Data records
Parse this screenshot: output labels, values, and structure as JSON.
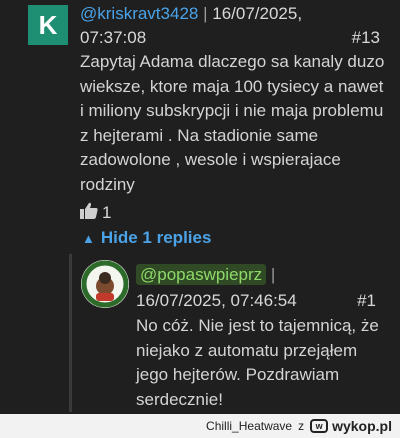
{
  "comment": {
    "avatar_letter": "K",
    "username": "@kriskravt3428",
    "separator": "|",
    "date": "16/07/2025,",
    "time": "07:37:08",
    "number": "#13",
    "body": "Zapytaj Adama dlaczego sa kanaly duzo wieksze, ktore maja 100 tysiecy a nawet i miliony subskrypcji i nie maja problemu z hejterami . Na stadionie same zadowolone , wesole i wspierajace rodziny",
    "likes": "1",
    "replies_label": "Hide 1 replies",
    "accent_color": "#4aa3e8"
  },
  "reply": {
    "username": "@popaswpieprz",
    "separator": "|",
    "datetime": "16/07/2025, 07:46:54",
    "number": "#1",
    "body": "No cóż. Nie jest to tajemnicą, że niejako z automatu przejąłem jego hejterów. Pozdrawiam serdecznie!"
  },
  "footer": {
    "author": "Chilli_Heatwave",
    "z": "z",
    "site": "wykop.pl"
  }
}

* * *

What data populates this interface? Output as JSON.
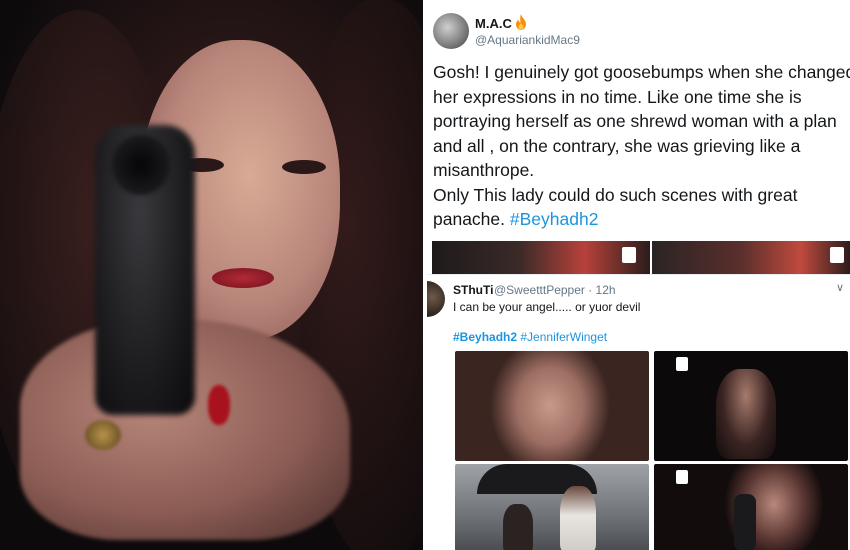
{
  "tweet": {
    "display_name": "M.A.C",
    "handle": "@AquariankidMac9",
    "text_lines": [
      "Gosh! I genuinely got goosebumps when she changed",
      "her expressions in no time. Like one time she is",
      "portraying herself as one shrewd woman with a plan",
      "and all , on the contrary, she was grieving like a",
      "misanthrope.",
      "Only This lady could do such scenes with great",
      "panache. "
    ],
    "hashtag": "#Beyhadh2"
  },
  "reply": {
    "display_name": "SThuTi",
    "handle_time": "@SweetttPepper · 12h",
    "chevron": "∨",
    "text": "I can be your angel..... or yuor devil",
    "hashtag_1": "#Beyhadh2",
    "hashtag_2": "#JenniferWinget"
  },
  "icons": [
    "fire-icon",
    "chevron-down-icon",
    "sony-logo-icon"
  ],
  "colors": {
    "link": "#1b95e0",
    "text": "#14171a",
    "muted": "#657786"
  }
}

• Your objective: Filter for "username". Return all lines that hold it.

• Response to this exercise:
    "username": "@kriskravt3428",
    "username": "@popaswpieprz",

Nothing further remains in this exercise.